> Stored entries
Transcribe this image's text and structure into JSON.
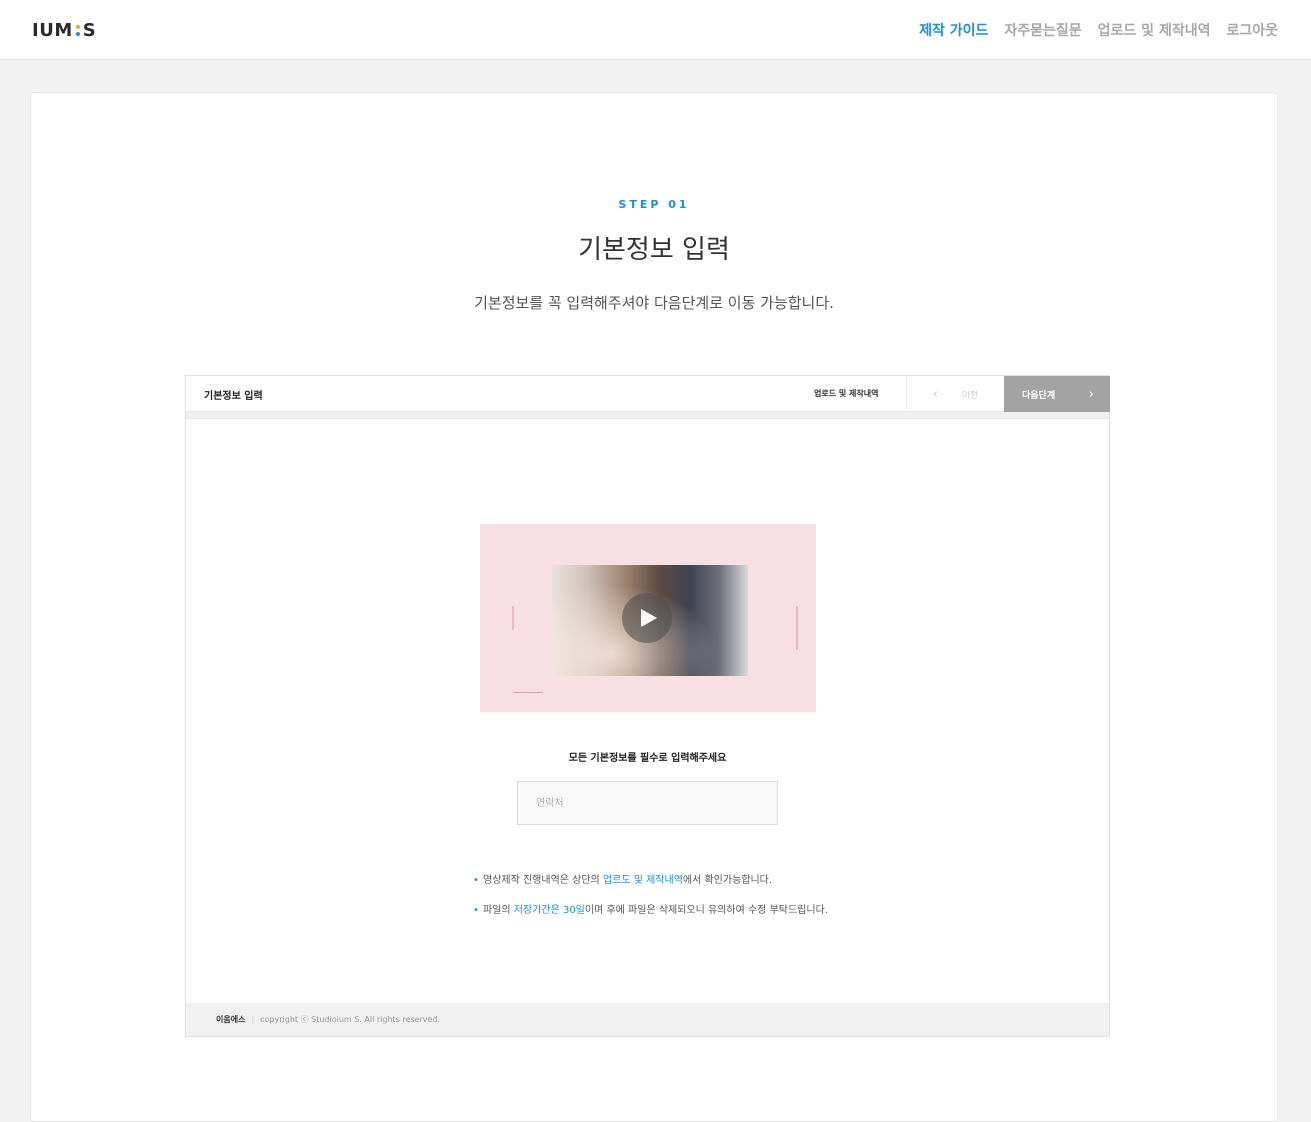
{
  "header": {
    "logo": {
      "left": "IUM",
      "right": "S"
    },
    "nav": [
      {
        "label": "제작 가이드",
        "active": true
      },
      {
        "label": "자주묻는질문",
        "active": false
      },
      {
        "label": "업로드 및 제작내역",
        "active": false
      },
      {
        "label": "로그아웃",
        "active": false
      }
    ]
  },
  "colors": {
    "accent": "#1a8fe3",
    "logo_dot_top": "#f5a623",
    "next_button": "#a3a3a3",
    "thumbnail_bg": "#f7dfe3"
  },
  "main": {
    "step": "STEP 01",
    "title": "기본정보 입력",
    "subtitle": "기본정보를 꼭 입력해주셔야 다음단계로 이동 가능합니다."
  },
  "preview": {
    "bar_title": "기본정보 입력",
    "upload_link": "업로드 및 제작내역",
    "prev_label": "이전",
    "next_label": "다음단계",
    "notice": "모든 기본정보를 필수로 입력해주세요",
    "phone_placeholder": "연락처",
    "bullets": [
      {
        "before": "영상제작 진행내역은 상단의 ",
        "highlight": "업르도 및 제작내역",
        "after": "에서 확인가능합니다."
      },
      {
        "before": "파일의 ",
        "highlight": "저장기간은 30일",
        "after": "이며 후에 파일은 삭제되오니 유의하여 수정 부탁드립니다."
      }
    ],
    "footer": {
      "brand": "이음에스",
      "sep": "|",
      "copyright": "copyright ⓒ Studioium S. All rights reserved."
    }
  }
}
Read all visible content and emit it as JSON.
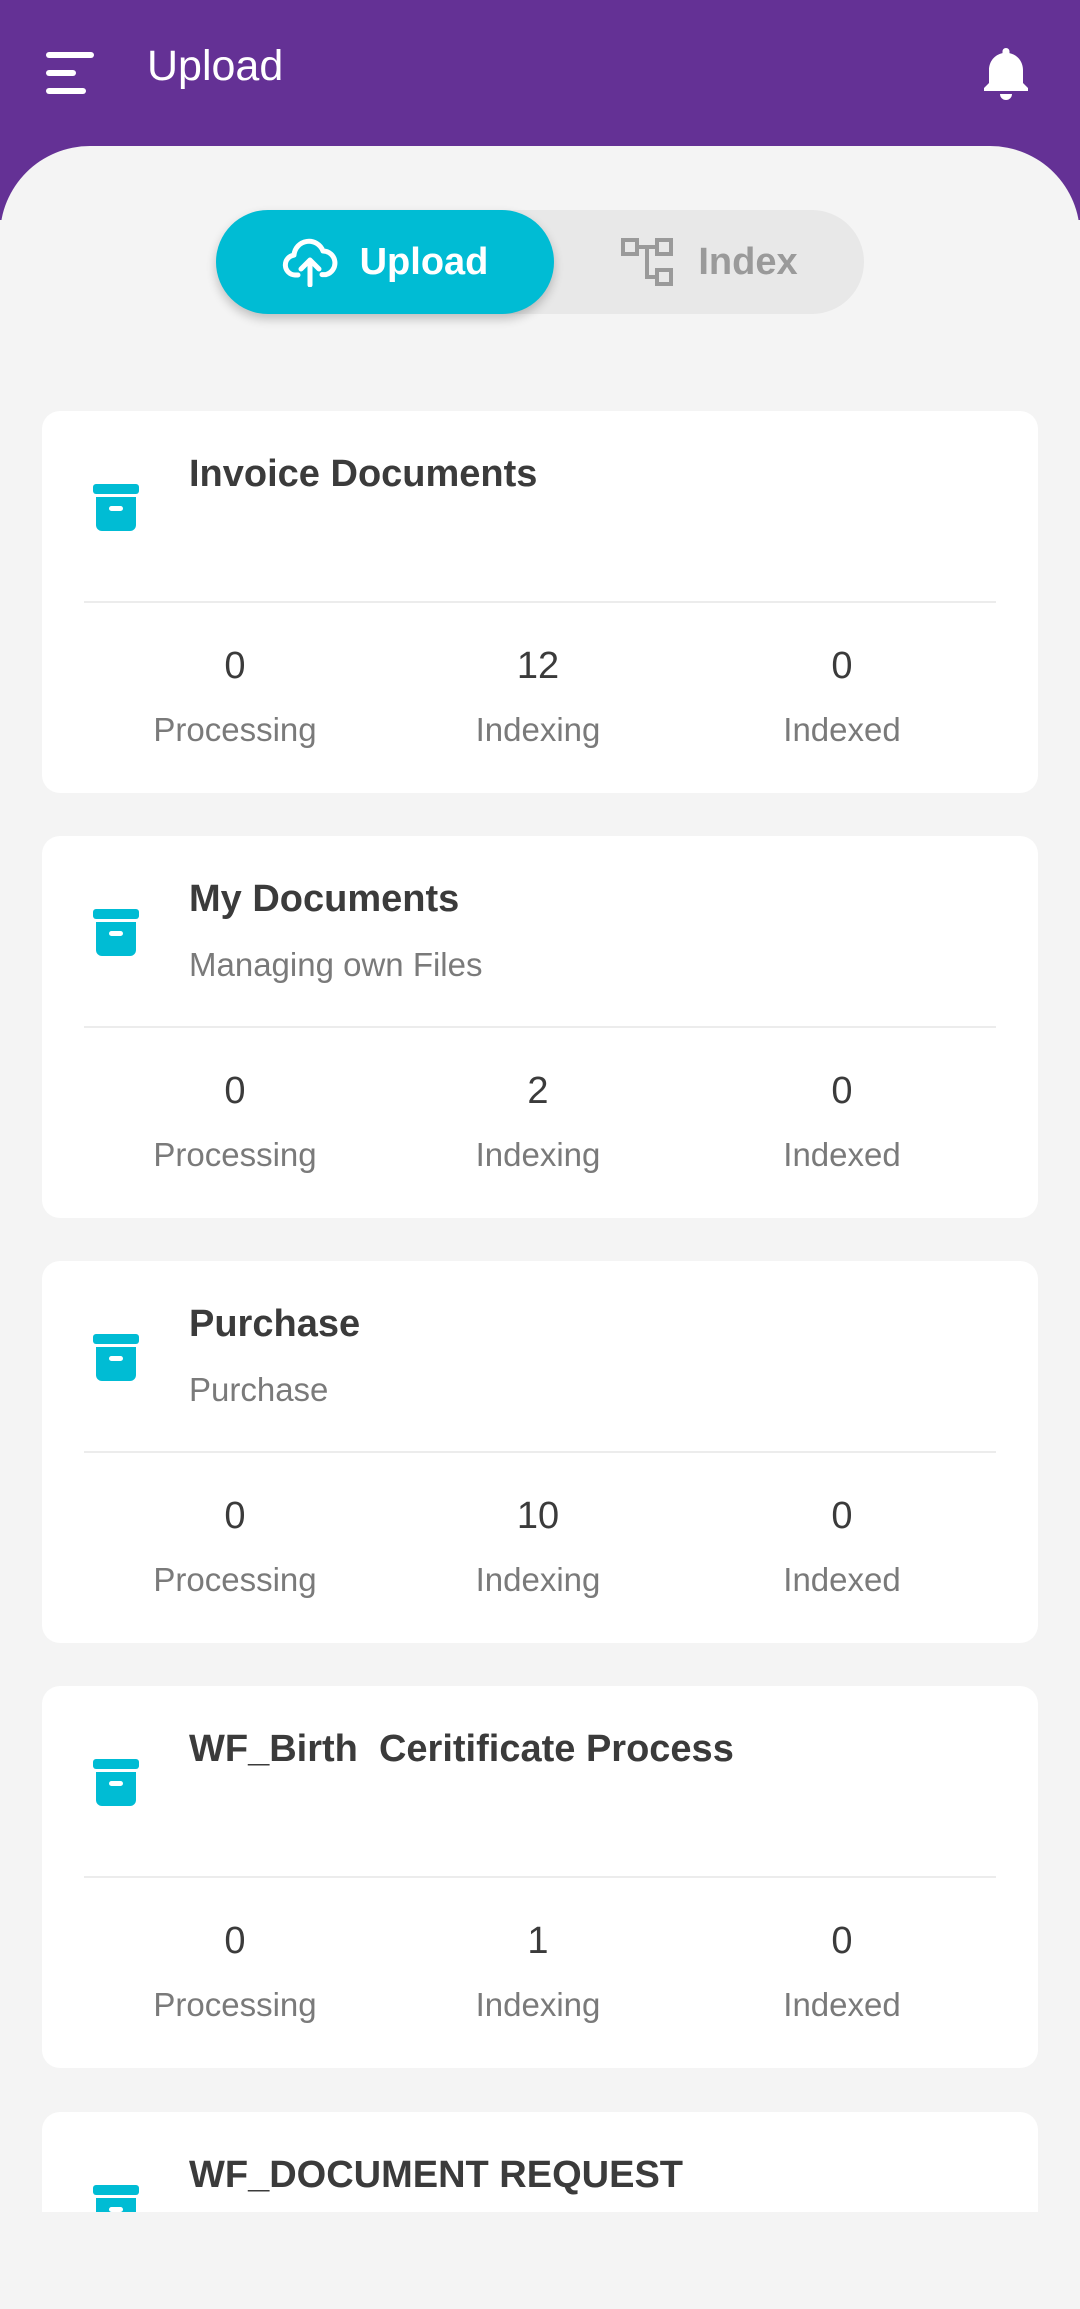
{
  "app_bar": {
    "title": "Upload",
    "menu_icon": "menu-icon",
    "notification_icon": "bell-icon",
    "background": "#643195"
  },
  "toggle": {
    "upload_label": "Upload",
    "index_label": "Index",
    "active": "Upload",
    "accent": "#00bcd4"
  },
  "cards": [
    {
      "title": "Invoice Documents",
      "subtitle": "",
      "processing": "0",
      "indexing": "12",
      "indexed": "0"
    },
    {
      "title": "My Documents",
      "subtitle": "Managing own Files",
      "processing": "0",
      "indexing": "2",
      "indexed": "0"
    },
    {
      "title": "Purchase",
      "subtitle": "Purchase",
      "processing": "0",
      "indexing": "10",
      "indexed": "0"
    },
    {
      "title": "WF_Birth  Ceritificate Process",
      "subtitle": "",
      "processing": "0",
      "indexing": "1",
      "indexed": "0"
    },
    {
      "title": "WF_DOCUMENT REQUEST",
      "subtitle": ""
    }
  ],
  "stat_labels": {
    "processing": "Processing",
    "indexing": "Indexing",
    "indexed": "Indexed"
  }
}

> Problem to solve
All the material shown above is to be copied exactly, with no pictures carried over.

> Result for this task
Transcribe this image's text and structure into JSON.
{
  "header": {
    "logo": {
      "left": "IUM",
      "right": "S"
    },
    "nav": [
      {
        "label": "제작 가이드",
        "active": true
      },
      {
        "label": "자주묻는질문",
        "active": false
      },
      {
        "label": "업로드 및 제작내역",
        "active": false
      },
      {
        "label": "로그아웃",
        "active": false
      }
    ]
  },
  "colors": {
    "accent": "#1a8fe3",
    "logo_dot_top": "#f5a623",
    "next_button": "#a3a3a3",
    "thumbnail_bg": "#f7dfe3"
  },
  "main": {
    "step": "STEP 01",
    "title": "기본정보 입력",
    "subtitle": "기본정보를 꼭 입력해주셔야 다음단계로 이동 가능합니다."
  },
  "preview": {
    "bar_title": "기본정보 입력",
    "upload_link": "업로드 및 제작내역",
    "prev_label": "이전",
    "next_label": "다음단계",
    "notice": "모든 기본정보를 필수로 입력해주세요",
    "phone_placeholder": "연락처",
    "bullets": [
      {
        "before": "영상제작 진행내역은 상단의 ",
        "highlight": "업르도 및 제작내역",
        "after": "에서 확인가능합니다."
      },
      {
        "before": "파일의 ",
        "highlight": "저장기간은 30일",
        "after": "이며 후에 파일은 삭제되오니 유의하여 수정 부탁드립니다."
      }
    ],
    "footer": {
      "brand": "이음에스",
      "sep": "|",
      "copyright": "copyright ⓒ Studioium S. All rights reserved."
    }
  }
}
Read all visible content and emit it as JSON.
{
  "app_bar": {
    "title": "Upload",
    "menu_icon": "menu-icon",
    "notification_icon": "bell-icon",
    "background": "#643195"
  },
  "toggle": {
    "upload_label": "Upload",
    "index_label": "Index",
    "active": "Upload",
    "accent": "#00bcd4"
  },
  "cards": [
    {
      "title": "Invoice Documents",
      "subtitle": "",
      "processing": "0",
      "indexing": "12",
      "indexed": "0"
    },
    {
      "title": "My Documents",
      "subtitle": "Managing own Files",
      "processing": "0",
      "indexing": "2",
      "indexed": "0"
    },
    {
      "title": "Purchase",
      "subtitle": "Purchase",
      "processing": "0",
      "indexing": "10",
      "indexed": "0"
    },
    {
      "title": "WF_Birth  Ceritificate Process",
      "subtitle": "",
      "processing": "0",
      "indexing": "1",
      "indexed": "0"
    },
    {
      "title": "WF_DOCUMENT REQUEST",
      "subtitle": ""
    }
  ],
  "stat_labels": {
    "processing": "Processing",
    "indexing": "Indexing",
    "indexed": "Indexed"
  }
}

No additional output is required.